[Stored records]

*-*-*

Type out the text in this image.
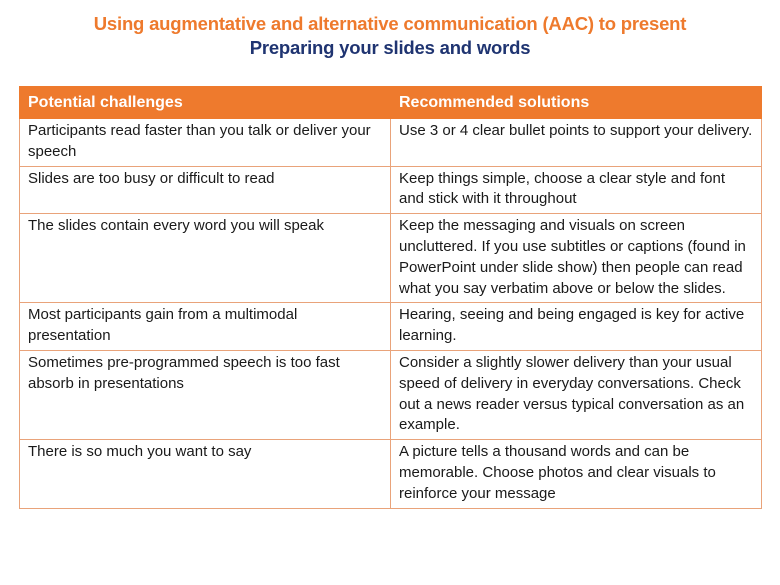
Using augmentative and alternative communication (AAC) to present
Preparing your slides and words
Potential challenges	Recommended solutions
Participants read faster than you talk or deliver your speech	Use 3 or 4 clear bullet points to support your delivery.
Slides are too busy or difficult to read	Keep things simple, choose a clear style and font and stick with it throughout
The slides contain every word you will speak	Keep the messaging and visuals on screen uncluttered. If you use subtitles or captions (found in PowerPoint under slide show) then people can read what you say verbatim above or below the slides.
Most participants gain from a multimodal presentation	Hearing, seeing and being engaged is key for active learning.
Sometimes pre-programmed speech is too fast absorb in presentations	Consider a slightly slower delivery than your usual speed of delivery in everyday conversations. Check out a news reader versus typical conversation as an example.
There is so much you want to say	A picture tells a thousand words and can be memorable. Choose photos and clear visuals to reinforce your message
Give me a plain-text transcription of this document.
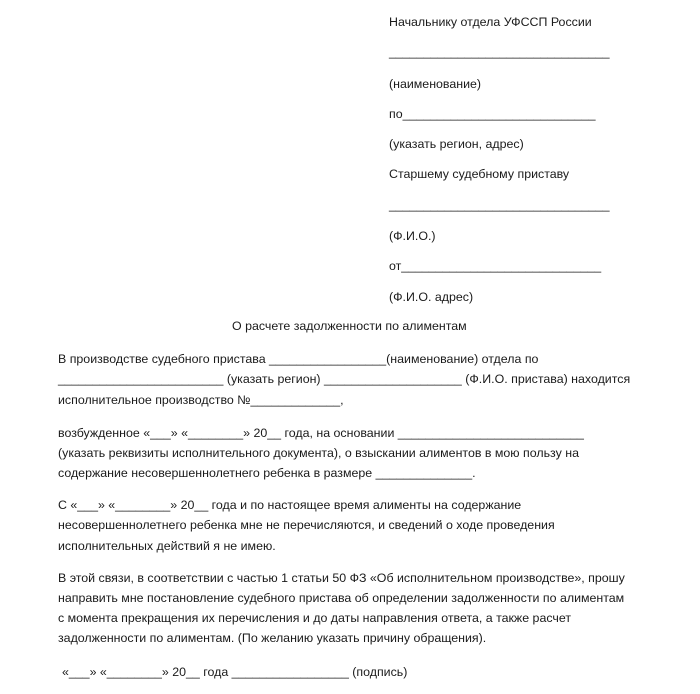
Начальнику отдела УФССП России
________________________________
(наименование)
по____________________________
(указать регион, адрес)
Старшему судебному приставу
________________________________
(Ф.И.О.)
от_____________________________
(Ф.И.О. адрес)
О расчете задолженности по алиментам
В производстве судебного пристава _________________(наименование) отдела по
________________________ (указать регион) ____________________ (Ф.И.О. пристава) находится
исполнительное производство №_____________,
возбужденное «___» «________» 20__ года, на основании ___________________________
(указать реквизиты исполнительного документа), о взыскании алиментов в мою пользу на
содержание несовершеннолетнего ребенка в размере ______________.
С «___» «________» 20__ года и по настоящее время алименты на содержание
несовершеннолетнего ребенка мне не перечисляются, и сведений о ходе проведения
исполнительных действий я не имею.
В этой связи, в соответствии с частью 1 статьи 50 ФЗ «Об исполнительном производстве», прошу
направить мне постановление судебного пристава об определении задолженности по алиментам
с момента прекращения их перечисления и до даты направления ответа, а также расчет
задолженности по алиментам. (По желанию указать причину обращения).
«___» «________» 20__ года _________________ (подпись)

*-*-*

DIRECTIONS —
Without the pictures, write out every entry precisely as it appears.

CORRECT ANSWER —
Type out the text in this image.
Using augmentative and alternative communication (AAC) to present
Preparing your slides and words
Potential challenges	Recommended solutions
Participants read faster than you talk or deliver your speech	Use 3 or 4 clear bullet points to support your delivery.
Slides are too busy or difficult to read	Keep things simple, choose a clear style and font and stick with it throughout
The slides contain every word you will speak	Keep the messaging and visuals on screen uncluttered. If you use subtitles or captions (found in PowerPoint under slide show) then people can read what you say verbatim above or below the slides.
Most participants gain from a multimodal presentation	Hearing, seeing and being engaged is key for active learning.
Sometimes pre-programmed speech is too fast absorb in presentations	Consider a slightly slower delivery than your usual speed of delivery in everyday conversations. Check out a news reader versus typical conversation as an example.
There is so much you want to say	A picture tells a thousand words and can be memorable. Choose photos and clear visuals to reinforce your message
Give me a plain-text transcription of this document.
Начальнику отдела УФССП России
________________________________
(наименование)
по____________________________
(указать регион, адрес)
Старшему судебному приставу
________________________________
(Ф.И.О.)
от_____________________________
(Ф.И.О. адрес)
О расчете задолженности по алиментам
В производстве судебного пристава _________________(наименование) отдела по
________________________ (указать регион) ____________________ (Ф.И.О. пристава) находится
исполнительное производство №_____________,
возбужденное «___» «________» 20__ года, на основании ___________________________
(указать реквизиты исполнительного документа), о взыскании алиментов в мою пользу на
содержание несовершеннолетнего ребенка в размере ______________.
С «___» «________» 20__ года и по настоящее время алименты на содержание
несовершеннолетнего ребенка мне не перечисляются, и сведений о ходе проведения
исполнительных действий я не имею.
В этой связи, в соответствии с частью 1 статьи 50 ФЗ «Об исполнительном производстве», прошу
направить мне постановление судебного пристава об определении задолженности по алиментам
с момента прекращения их перечисления и до даты направления ответа, а также расчет
задолженности по алиментам. (По желанию указать причину обращения).
«___» «________» 20__ года _________________ (подпись)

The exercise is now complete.